--- start ---
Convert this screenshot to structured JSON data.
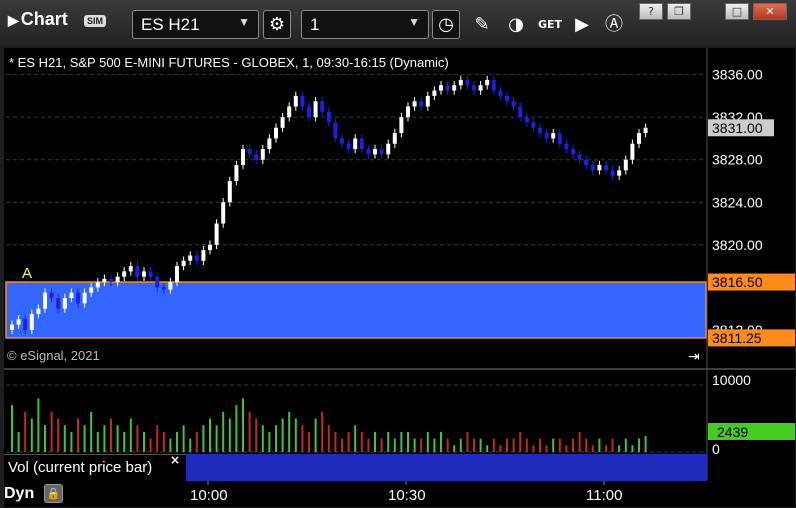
{
  "app": {
    "title": "Chart",
    "sim_badge": "SIM",
    "symbol": "ES H21",
    "interval": "1",
    "corner_controls": [
      "?",
      "❐",
      "□",
      "✕"
    ]
  },
  "toolbar_icons": [
    "settings-icon",
    "clock-icon",
    "pencil-icon",
    "study-icon",
    "get-icon",
    "play-icon",
    "cursor-icon"
  ],
  "chart": {
    "header": "* ES H21, S&P 500 E-MINI FUTURES - GLOBEX, 1, 09:30-16:15 (Dynamic)",
    "copyright": "© eSignal, 2021",
    "annotation": "A",
    "price_axis": [
      "3836.00",
      "3832.00",
      "3828.00",
      "3824.00",
      "3820.00",
      "3812.00"
    ],
    "price_tags": {
      "last": "3831.00",
      "upper": "3816.50",
      "lower": "3811.25"
    },
    "time_axis": [
      "10:00",
      "10:30",
      "11:00"
    ],
    "vol_axis": [
      "10000",
      "0"
    ],
    "vol_tag": "2439",
    "vol_label": "Vol (current price bar)",
    "vol_close": "×",
    "bottom_label": "Dyn",
    "colors": {
      "background": "#000000",
      "up": "#ffffff",
      "down": "#1a22e0",
      "zone_fill": "#3366ff",
      "zone_border": "#ff8c1a",
      "vol_up": "#3ec43e",
      "vol_down": "#c42a1a",
      "last_tag": "#cccccc",
      "vol_tag": "#44cc22",
      "annotation": "#ffff33"
    }
  },
  "chart_data": {
    "type": "candlestick",
    "interval_minutes": 1,
    "ylim": [
      3810.3,
      3838.5
    ],
    "time_labels_at_bar": {
      "10:00": 30,
      "10:30": 60,
      "11:00": 90
    },
    "zone": [
      3811.25,
      3816.5
    ],
    "close_series": [
      3812.5,
      3813.0,
      3812.0,
      3813.5,
      3814.0,
      3815.5,
      3815.0,
      3814.0,
      3815.0,
      3815.5,
      3814.5,
      3815.5,
      3816.0,
      3816.5,
      3816.8,
      3816.5,
      3817.0,
      3817.5,
      3818.0,
      3817.0,
      3817.5,
      3817.0,
      3816.0,
      3815.8,
      3816.5,
      3818.0,
      3818.5,
      3819.0,
      3818.5,
      3819.5,
      3820.0,
      3822.0,
      3824.0,
      3826.0,
      3827.5,
      3829.0,
      3828.5,
      3828.0,
      3829.0,
      3830.0,
      3831.0,
      3832.0,
      3833.0,
      3834.0,
      3833.0,
      3832.0,
      3833.5,
      3832.5,
      3831.5,
      3830.0,
      3829.5,
      3829.0,
      3830.0,
      3829.0,
      3828.5,
      3829.0,
      3828.5,
      3829.5,
      3830.5,
      3832.0,
      3833.0,
      3833.5,
      3833.0,
      3834.0,
      3834.5,
      3835.0,
      3834.5,
      3835.0,
      3835.5,
      3835.0,
      3834.5,
      3835.0,
      3835.5,
      3834.5,
      3834.0,
      3833.5,
      3833.0,
      3832.0,
      3831.5,
      3831.0,
      3830.5,
      3830.0,
      3830.5,
      3829.5,
      3829.0,
      3828.5,
      3828.0,
      3827.5,
      3827.0,
      3827.5,
      3827.0,
      3826.5,
      3827.0,
      3828.0,
      3829.5,
      3830.5,
      3831.0
    ],
    "volume_10k_scale": [
      7,
      3,
      6,
      5,
      8,
      4,
      6,
      5,
      4,
      3,
      5,
      4,
      6,
      3,
      4,
      5,
      4,
      3,
      5,
      4,
      3,
      2,
      4,
      3,
      2,
      3,
      4,
      2,
      3,
      4,
      5,
      4,
      6,
      5,
      7,
      8,
      6,
      5,
      4,
      3,
      4,
      5,
      6,
      5,
      4,
      3,
      5,
      6,
      4,
      3,
      2,
      3,
      4,
      3,
      2,
      3,
      2,
      3,
      2,
      3,
      3,
      2,
      2,
      3,
      2,
      3,
      2,
      1,
      2,
      3,
      2,
      2,
      1,
      2,
      1,
      2,
      2,
      3,
      2,
      1,
      2,
      1,
      2,
      2,
      1,
      2,
      3,
      2,
      1,
      2,
      1,
      2,
      1,
      2,
      1,
      2,
      2.4
    ]
  }
}
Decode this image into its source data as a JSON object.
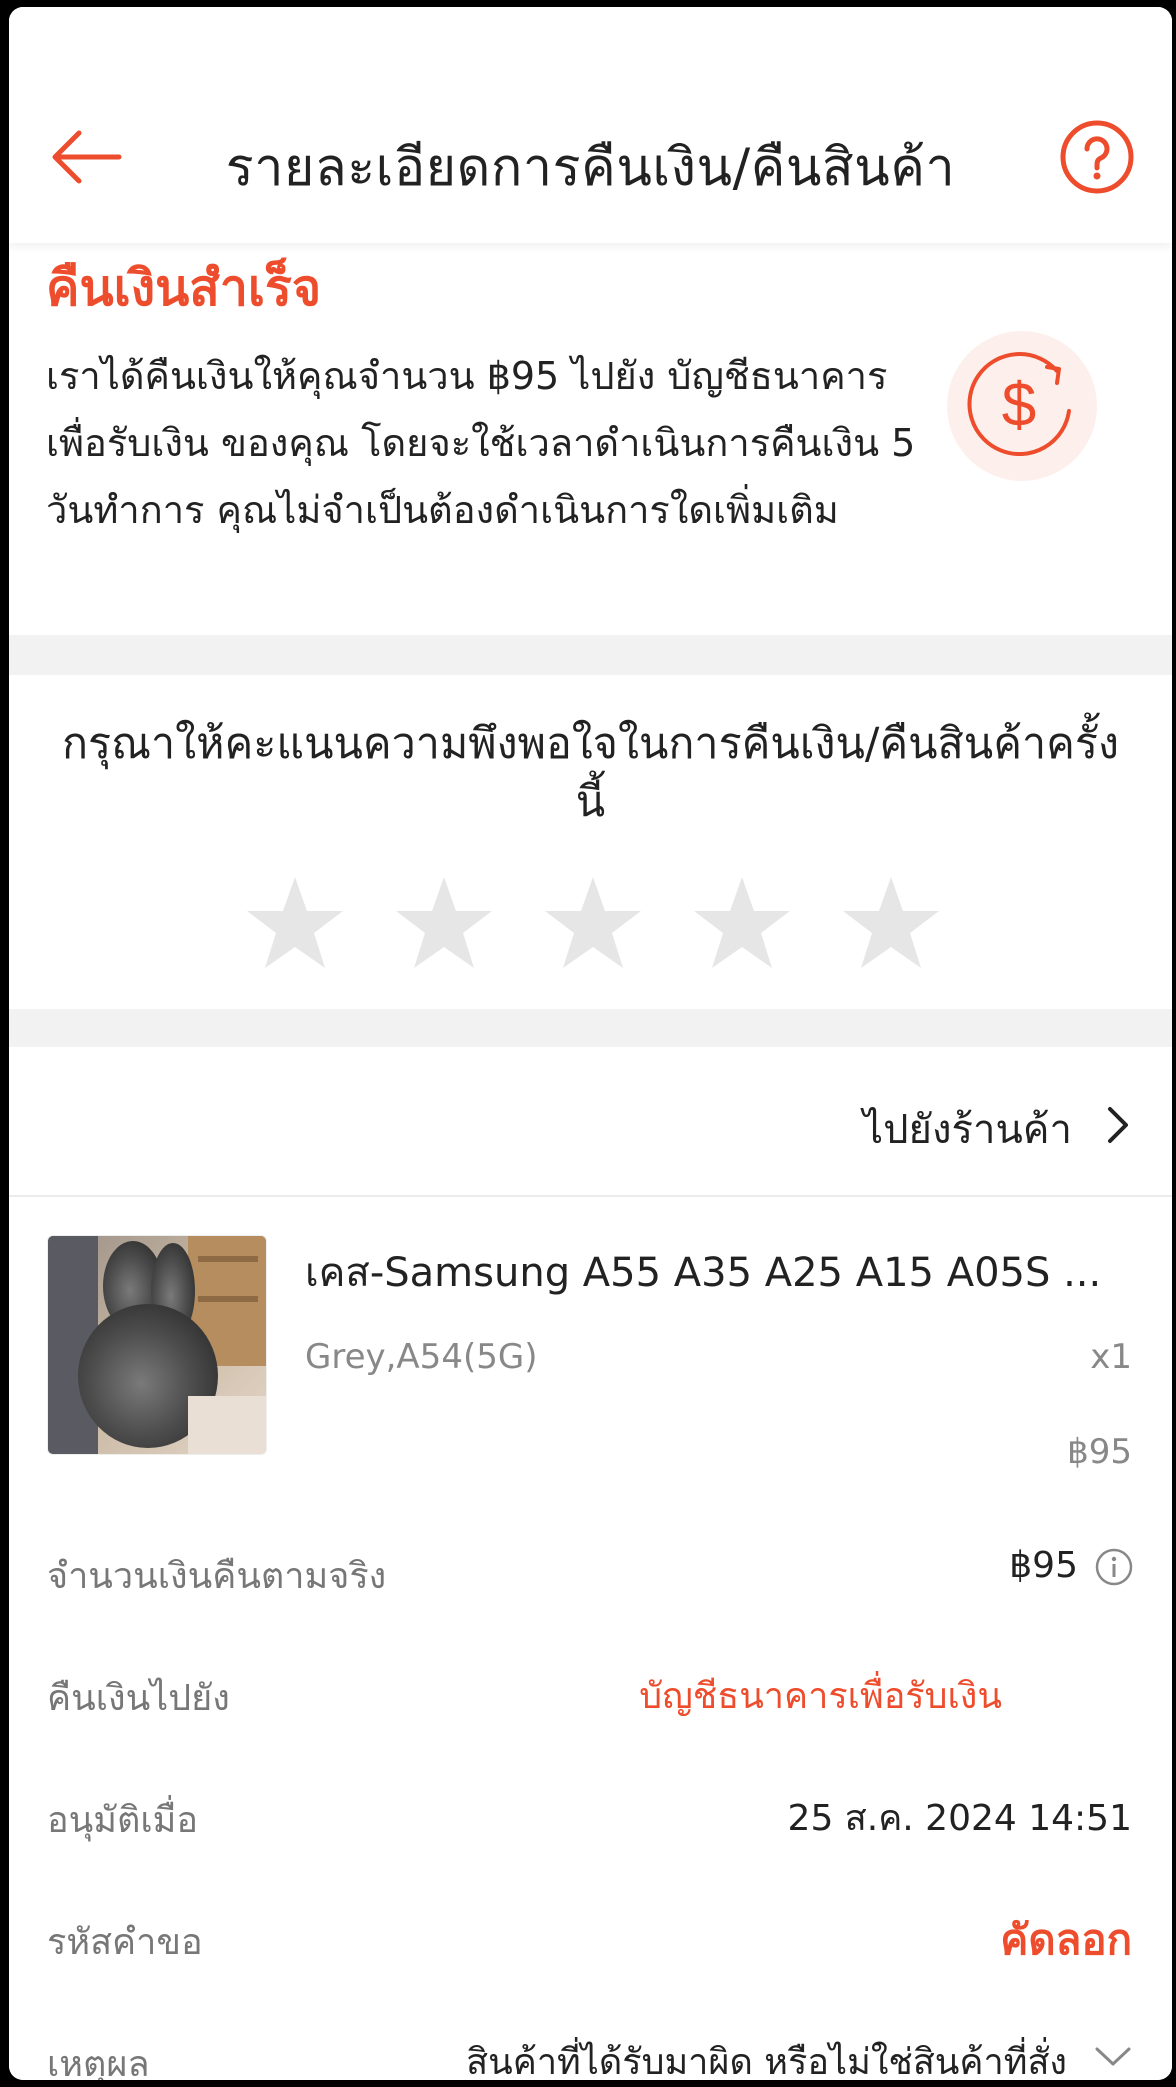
--- end ---
YOUR INSTRUCTIONS: Without including any pictures, print all of the material exactly as given.

EXERCISE ANSWER:
Convert this screenshot to structured JSON data.
{
  "app": {
    "title": "Chart",
    "sim_badge": "SIM",
    "symbol": "ES H21",
    "interval": "1",
    "corner_controls": [
      "?",
      "❐",
      "□",
      "✕"
    ]
  },
  "toolbar_icons": [
    "settings-icon",
    "clock-icon",
    "pencil-icon",
    "study-icon",
    "get-icon",
    "play-icon",
    "cursor-icon"
  ],
  "chart": {
    "header": "* ES H21, S&P 500 E-MINI FUTURES - GLOBEX, 1, 09:30-16:15 (Dynamic)",
    "copyright": "© eSignal, 2021",
    "annotation": "A",
    "price_axis": [
      "3836.00",
      "3832.00",
      "3828.00",
      "3824.00",
      "3820.00",
      "3812.00"
    ],
    "price_tags": {
      "last": "3831.00",
      "upper": "3816.50",
      "lower": "3811.25"
    },
    "time_axis": [
      "10:00",
      "10:30",
      "11:00"
    ],
    "vol_axis": [
      "10000",
      "0"
    ],
    "vol_tag": "2439",
    "vol_label": "Vol (current price bar)",
    "vol_close": "×",
    "bottom_label": "Dyn",
    "colors": {
      "background": "#000000",
      "up": "#ffffff",
      "down": "#1a22e0",
      "zone_fill": "#3366ff",
      "zone_border": "#ff8c1a",
      "vol_up": "#3ec43e",
      "vol_down": "#c42a1a",
      "last_tag": "#cccccc",
      "vol_tag": "#44cc22",
      "annotation": "#ffff33"
    }
  },
  "chart_data": {
    "type": "candlestick",
    "interval_minutes": 1,
    "ylim": [
      3810.3,
      3838.5
    ],
    "time_labels_at_bar": {
      "10:00": 30,
      "10:30": 60,
      "11:00": 90
    },
    "zone": [
      3811.25,
      3816.5
    ],
    "close_series": [
      3812.5,
      3813.0,
      3812.0,
      3813.5,
      3814.0,
      3815.5,
      3815.0,
      3814.0,
      3815.0,
      3815.5,
      3814.5,
      3815.5,
      3816.0,
      3816.5,
      3816.8,
      3816.5,
      3817.0,
      3817.5,
      3818.0,
      3817.0,
      3817.5,
      3817.0,
      3816.0,
      3815.8,
      3816.5,
      3818.0,
      3818.5,
      3819.0,
      3818.5,
      3819.5,
      3820.0,
      3822.0,
      3824.0,
      3826.0,
      3827.5,
      3829.0,
      3828.5,
      3828.0,
      3829.0,
      3830.0,
      3831.0,
      3832.0,
      3833.0,
      3834.0,
      3833.0,
      3832.0,
      3833.5,
      3832.5,
      3831.5,
      3830.0,
      3829.5,
      3829.0,
      3830.0,
      3829.0,
      3828.5,
      3829.0,
      3828.5,
      3829.5,
      3830.5,
      3832.0,
      3833.0,
      3833.5,
      3833.0,
      3834.0,
      3834.5,
      3835.0,
      3834.5,
      3835.0,
      3835.5,
      3835.0,
      3834.5,
      3835.0,
      3835.5,
      3834.5,
      3834.0,
      3833.5,
      3833.0,
      3832.0,
      3831.5,
      3831.0,
      3830.5,
      3830.0,
      3830.5,
      3829.5,
      3829.0,
      3828.5,
      3828.0,
      3827.5,
      3827.0,
      3827.5,
      3827.0,
      3826.5,
      3827.0,
      3828.0,
      3829.5,
      3830.5,
      3831.0
    ],
    "volume_10k_scale": [
      7,
      3,
      6,
      5,
      8,
      4,
      6,
      5,
      4,
      3,
      5,
      4,
      6,
      3,
      4,
      5,
      4,
      3,
      5,
      4,
      3,
      2,
      4,
      3,
      2,
      3,
      4,
      2,
      3,
      4,
      5,
      4,
      6,
      5,
      7,
      8,
      6,
      5,
      4,
      3,
      4,
      5,
      6,
      5,
      4,
      3,
      5,
      6,
      4,
      3,
      2,
      3,
      4,
      3,
      2,
      3,
      2,
      3,
      2,
      3,
      3,
      2,
      2,
      3,
      2,
      3,
      2,
      1,
      2,
      3,
      2,
      2,
      1,
      2,
      1,
      2,
      2,
      3,
      2,
      1,
      2,
      1,
      2,
      2,
      1,
      2,
      3,
      2,
      1,
      2,
      1,
      2,
      1,
      2,
      1,
      2,
      2.4
    ]
  }
}
Decode this image into its source data as a JSON object.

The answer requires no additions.